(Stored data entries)
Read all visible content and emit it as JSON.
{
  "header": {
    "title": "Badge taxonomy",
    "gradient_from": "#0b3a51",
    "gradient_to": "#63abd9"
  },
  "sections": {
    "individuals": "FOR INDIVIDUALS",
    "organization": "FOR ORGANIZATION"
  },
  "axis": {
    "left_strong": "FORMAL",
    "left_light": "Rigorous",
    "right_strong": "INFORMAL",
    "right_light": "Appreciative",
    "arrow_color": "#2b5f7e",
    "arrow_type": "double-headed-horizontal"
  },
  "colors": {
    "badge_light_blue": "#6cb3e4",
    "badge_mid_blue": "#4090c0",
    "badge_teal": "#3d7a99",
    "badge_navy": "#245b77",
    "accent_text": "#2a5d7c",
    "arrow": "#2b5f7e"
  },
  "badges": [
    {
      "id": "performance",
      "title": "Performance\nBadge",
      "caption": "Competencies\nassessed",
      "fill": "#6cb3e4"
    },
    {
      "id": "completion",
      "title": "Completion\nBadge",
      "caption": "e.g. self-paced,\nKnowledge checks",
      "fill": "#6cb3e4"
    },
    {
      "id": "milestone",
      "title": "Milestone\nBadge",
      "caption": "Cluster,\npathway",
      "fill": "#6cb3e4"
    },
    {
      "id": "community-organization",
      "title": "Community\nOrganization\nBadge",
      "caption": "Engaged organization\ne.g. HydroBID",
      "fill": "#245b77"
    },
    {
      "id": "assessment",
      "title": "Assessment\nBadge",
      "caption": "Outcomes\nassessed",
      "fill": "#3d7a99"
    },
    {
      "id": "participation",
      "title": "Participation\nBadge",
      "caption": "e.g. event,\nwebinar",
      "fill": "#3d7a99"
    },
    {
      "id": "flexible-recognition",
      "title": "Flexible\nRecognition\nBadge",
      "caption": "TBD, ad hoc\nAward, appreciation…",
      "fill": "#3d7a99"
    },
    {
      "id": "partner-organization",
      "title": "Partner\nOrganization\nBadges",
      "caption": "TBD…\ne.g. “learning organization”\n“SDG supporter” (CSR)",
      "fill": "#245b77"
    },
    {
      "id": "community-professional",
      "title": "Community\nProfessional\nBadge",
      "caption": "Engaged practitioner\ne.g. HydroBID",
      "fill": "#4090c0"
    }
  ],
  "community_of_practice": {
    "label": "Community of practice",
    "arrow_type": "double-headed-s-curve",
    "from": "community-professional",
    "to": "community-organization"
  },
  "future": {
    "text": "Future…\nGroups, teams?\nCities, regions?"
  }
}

### Exercise requirements
Please quote the records above exactly, without skipping a line.

### Answer for this exercise
Read all visible content and emit it as JSON.
{
  "header": {
    "title": "Badge taxonomy",
    "gradient_from": "#0b3a51",
    "gradient_to": "#63abd9"
  },
  "sections": {
    "individuals": "FOR INDIVIDUALS",
    "organization": "FOR ORGANIZATION"
  },
  "axis": {
    "left_strong": "FORMAL",
    "left_light": "Rigorous",
    "right_strong": "INFORMAL",
    "right_light": "Appreciative",
    "arrow_color": "#2b5f7e",
    "arrow_type": "double-headed-horizontal"
  },
  "colors": {
    "badge_light_blue": "#6cb3e4",
    "badge_mid_blue": "#4090c0",
    "badge_teal": "#3d7a99",
    "badge_navy": "#245b77",
    "accent_text": "#2a5d7c",
    "arrow": "#2b5f7e"
  },
  "badges": [
    {
      "id": "performance",
      "title": "Performance\nBadge",
      "caption": "Competencies\nassessed",
      "fill": "#6cb3e4"
    },
    {
      "id": "completion",
      "title": "Completion\nBadge",
      "caption": "e.g. self-paced,\nKnowledge checks",
      "fill": "#6cb3e4"
    },
    {
      "id": "milestone",
      "title": "Milestone\nBadge",
      "caption": "Cluster,\npathway",
      "fill": "#6cb3e4"
    },
    {
      "id": "community-organization",
      "title": "Community\nOrganization\nBadge",
      "caption": "Engaged organization\ne.g. HydroBID",
      "fill": "#245b77"
    },
    {
      "id": "assessment",
      "title": "Assessment\nBadge",
      "caption": "Outcomes\nassessed",
      "fill": "#3d7a99"
    },
    {
      "id": "participation",
      "title": "Participation\nBadge",
      "caption": "e.g. event,\nwebinar",
      "fill": "#3d7a99"
    },
    {
      "id": "flexible-recognition",
      "title": "Flexible\nRecognition\nBadge",
      "caption": "TBD, ad hoc\nAward, appreciation…",
      "fill": "#3d7a99"
    },
    {
      "id": "partner-organization",
      "title": "Partner\nOrganization\nBadges",
      "caption": "TBD…\ne.g. “learning organization”\n“SDG supporter” (CSR)",
      "fill": "#245b77"
    },
    {
      "id": "community-professional",
      "title": "Community\nProfessional\nBadge",
      "caption": "Engaged practitioner\ne.g. HydroBID",
      "fill": "#4090c0"
    }
  ],
  "community_of_practice": {
    "label": "Community of practice",
    "arrow_type": "double-headed-s-curve",
    "from": "community-professional",
    "to": "community-organization"
  },
  "future": {
    "text": "Future…\nGroups, teams?\nCities, regions?"
  }
}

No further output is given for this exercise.